Data excerpts:
## start
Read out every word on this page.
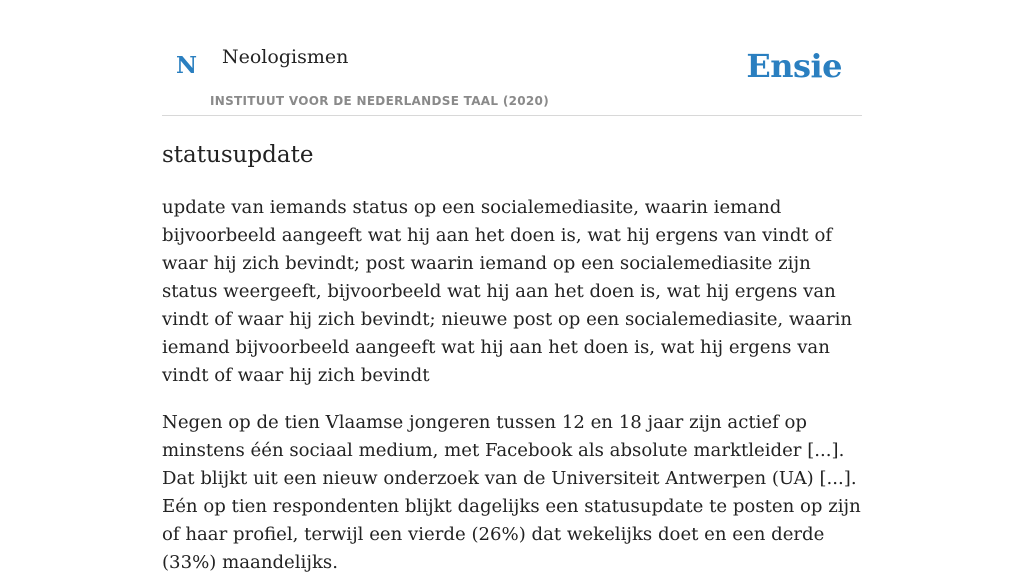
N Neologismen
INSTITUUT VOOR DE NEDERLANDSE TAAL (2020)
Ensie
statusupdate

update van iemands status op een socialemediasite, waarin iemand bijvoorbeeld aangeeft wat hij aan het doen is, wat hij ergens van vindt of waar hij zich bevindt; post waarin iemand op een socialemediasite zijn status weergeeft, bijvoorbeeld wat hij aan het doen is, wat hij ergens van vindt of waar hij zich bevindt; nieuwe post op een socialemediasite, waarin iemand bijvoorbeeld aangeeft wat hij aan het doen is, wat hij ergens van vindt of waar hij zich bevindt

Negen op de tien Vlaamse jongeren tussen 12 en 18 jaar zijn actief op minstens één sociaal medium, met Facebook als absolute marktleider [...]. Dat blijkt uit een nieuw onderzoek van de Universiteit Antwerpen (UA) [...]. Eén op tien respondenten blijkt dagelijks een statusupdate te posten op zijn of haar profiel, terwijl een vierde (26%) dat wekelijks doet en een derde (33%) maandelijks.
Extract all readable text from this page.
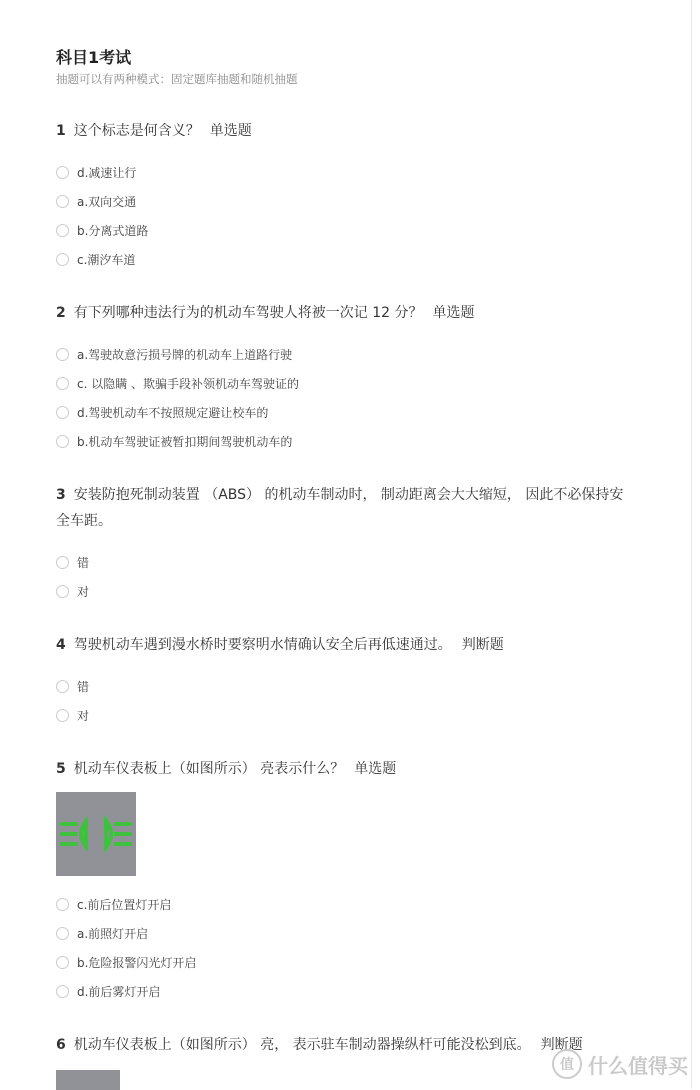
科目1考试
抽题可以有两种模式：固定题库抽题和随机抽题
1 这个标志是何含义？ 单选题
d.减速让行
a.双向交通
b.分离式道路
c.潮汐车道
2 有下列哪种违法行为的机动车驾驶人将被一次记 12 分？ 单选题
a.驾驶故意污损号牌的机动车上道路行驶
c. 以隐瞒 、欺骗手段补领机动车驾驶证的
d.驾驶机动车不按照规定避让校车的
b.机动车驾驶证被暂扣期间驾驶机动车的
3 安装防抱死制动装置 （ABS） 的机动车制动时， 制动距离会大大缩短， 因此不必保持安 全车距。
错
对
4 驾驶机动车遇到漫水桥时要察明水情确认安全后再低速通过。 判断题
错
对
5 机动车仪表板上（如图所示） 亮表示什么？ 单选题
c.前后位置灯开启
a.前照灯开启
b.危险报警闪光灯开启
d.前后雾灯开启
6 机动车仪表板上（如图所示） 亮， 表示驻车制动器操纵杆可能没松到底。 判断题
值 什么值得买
## end
Task instructions:
Reproduce all of the data exactly, omitting each picture it holds.

Task result:
Read out every word on this page.
N Neologismen
INSTITUUT VOOR DE NEDERLANDSE TAAL (2020)
Ensie
statusupdate

update van iemands status op een socialemediasite, waarin iemand bijvoorbeeld aangeeft wat hij aan het doen is, wat hij ergens van vindt of waar hij zich bevindt; post waarin iemand op een socialemediasite zijn status weergeeft, bijvoorbeeld wat hij aan het doen is, wat hij ergens van vindt of waar hij zich bevindt; nieuwe post op een socialemediasite, waarin iemand bijvoorbeeld aangeeft wat hij aan het doen is, wat hij ergens van vindt of waar hij zich bevindt

Negen op de tien Vlaamse jongeren tussen 12 en 18 jaar zijn actief op minstens één sociaal medium, met Facebook als absolute marktleider [...]. Dat blijkt uit een nieuw onderzoek van de Universiteit Antwerpen (UA) [...]. Eén op tien respondenten blijkt dagelijks een statusupdate te posten op zijn of haar profiel, terwijl een vierde (26%) dat wekelijks doet en een derde (33%) maandelijks.
Extract all readable text from this page.
科目1考试
抽题可以有两种模式：固定题库抽题和随机抽题
1 这个标志是何含义？ 单选题
d.减速让行
a.双向交通
b.分离式道路
c.潮汐车道
2 有下列哪种违法行为的机动车驾驶人将被一次记 12 分？ 单选题
a.驾驶故意污损号牌的机动车上道路行驶
c. 以隐瞒 、欺骗手段补领机动车驾驶证的
d.驾驶机动车不按照规定避让校车的
b.机动车驾驶证被暂扣期间驾驶机动车的
3 安装防抱死制动装置 （ABS） 的机动车制动时， 制动距离会大大缩短， 因此不必保持安 全车距。
错
对
4 驾驶机动车遇到漫水桥时要察明水情确认安全后再低速通过。 判断题
错
对
5 机动车仪表板上（如图所示） 亮表示什么？ 单选题
c.前后位置灯开启
a.前照灯开启
b.危险报警闪光灯开启
d.前后雾灯开启
6 机动车仪表板上（如图所示） 亮， 表示驻车制动器操纵杆可能没松到底。 判断题
值 什么值得买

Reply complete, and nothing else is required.